— Goal —
Once the pictures are set aside, transcribe the remaining data exactly.

START Entries shown

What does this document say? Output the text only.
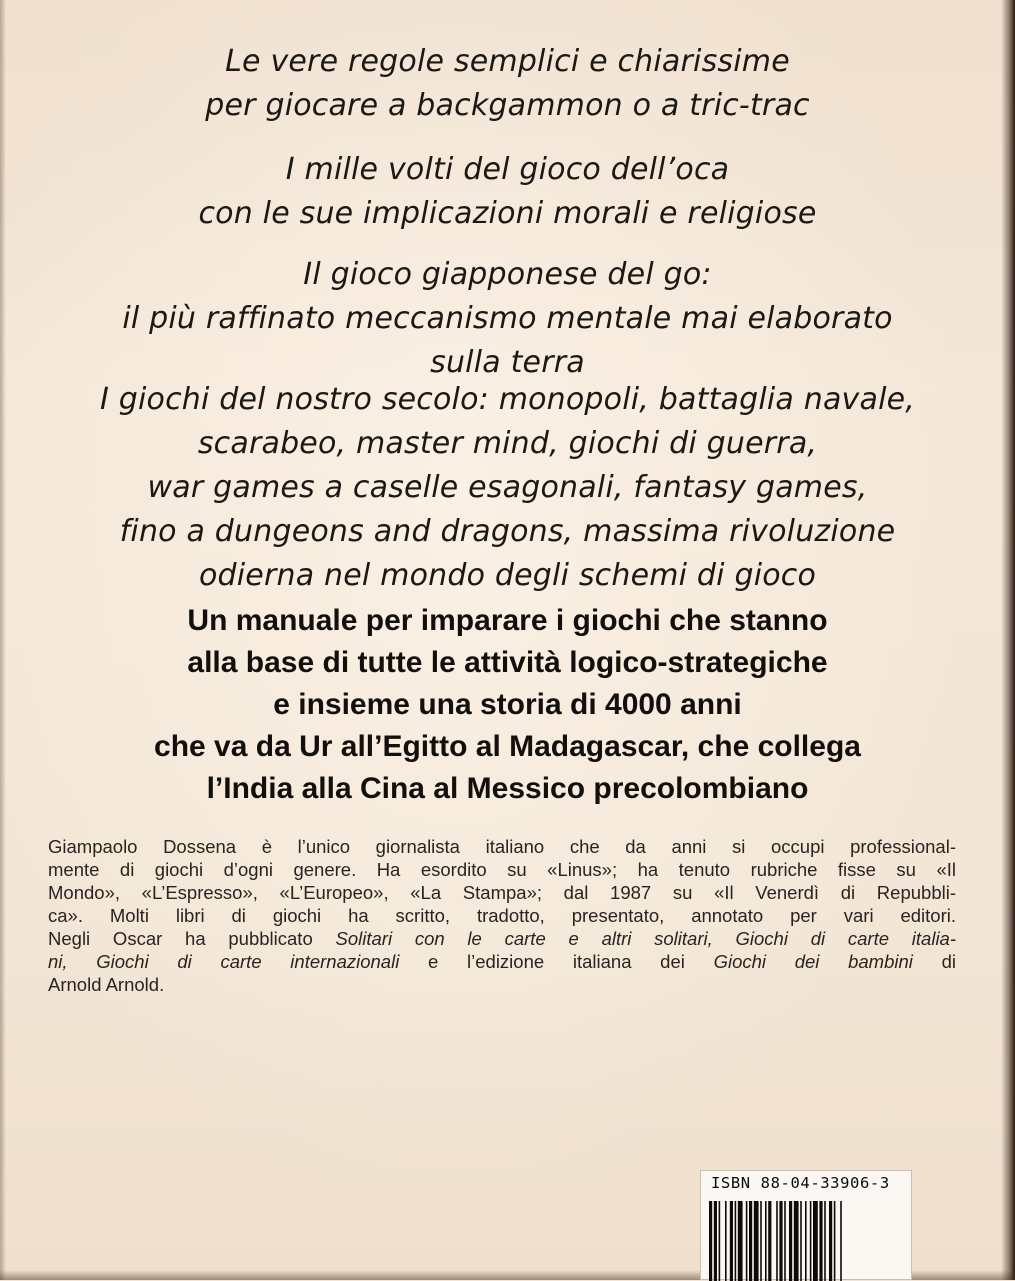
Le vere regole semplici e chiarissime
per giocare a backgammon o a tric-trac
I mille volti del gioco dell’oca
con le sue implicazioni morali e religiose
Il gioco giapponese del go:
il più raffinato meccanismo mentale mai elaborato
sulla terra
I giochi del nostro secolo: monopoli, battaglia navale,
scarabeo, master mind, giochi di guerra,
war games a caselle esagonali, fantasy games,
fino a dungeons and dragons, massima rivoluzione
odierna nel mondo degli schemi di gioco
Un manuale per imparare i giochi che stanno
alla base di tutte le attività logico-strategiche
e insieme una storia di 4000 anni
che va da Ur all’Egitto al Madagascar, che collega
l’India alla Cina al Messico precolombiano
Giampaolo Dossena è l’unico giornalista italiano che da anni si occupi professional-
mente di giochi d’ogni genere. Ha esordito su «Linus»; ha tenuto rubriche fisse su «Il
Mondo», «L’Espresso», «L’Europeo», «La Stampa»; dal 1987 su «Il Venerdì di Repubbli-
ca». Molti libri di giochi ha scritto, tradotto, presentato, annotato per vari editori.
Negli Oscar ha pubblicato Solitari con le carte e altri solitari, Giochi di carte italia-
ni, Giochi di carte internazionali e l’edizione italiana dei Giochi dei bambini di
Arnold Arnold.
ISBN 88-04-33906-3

END Entries shown

— Exercise solution —
What does this document say? Output the text only.
Le vere regole semplici e chiarissime
per giocare a backgammon o a tric-trac
I mille volti del gioco dell’oca
con le sue implicazioni morali e religiose
Il gioco giapponese del go:
il più raffinato meccanismo mentale mai elaborato
sulla terra
I giochi del nostro secolo: monopoli, battaglia navale,
scarabeo, master mind, giochi di guerra,
war games a caselle esagonali, fantasy games,
fino a dungeons and dragons, massima rivoluzione
odierna nel mondo degli schemi di gioco
Un manuale per imparare i giochi che stanno
alla base di tutte le attività logico-strategiche
e insieme una storia di 4000 anni
che va da Ur all’Egitto al Madagascar, che collega
l’India alla Cina al Messico precolombiano
Giampaolo Dossena è l’unico giornalista italiano che da anni si occupi professional-
mente di giochi d’ogni genere. Ha esordito su «Linus»; ha tenuto rubriche fisse su «Il
Mondo», «L’Espresso», «L’Europeo», «La Stampa»; dal 1987 su «Il Venerdì di Repubbli-
ca». Molti libri di giochi ha scritto, tradotto, presentato, annotato per vari editori.
Negli Oscar ha pubblicato Solitari con le carte e altri solitari, Giochi di carte italia-
ni, Giochi di carte internazionali e l’edizione italiana dei Giochi dei bambini di
Arnold Arnold.
ISBN 88-04-33906-3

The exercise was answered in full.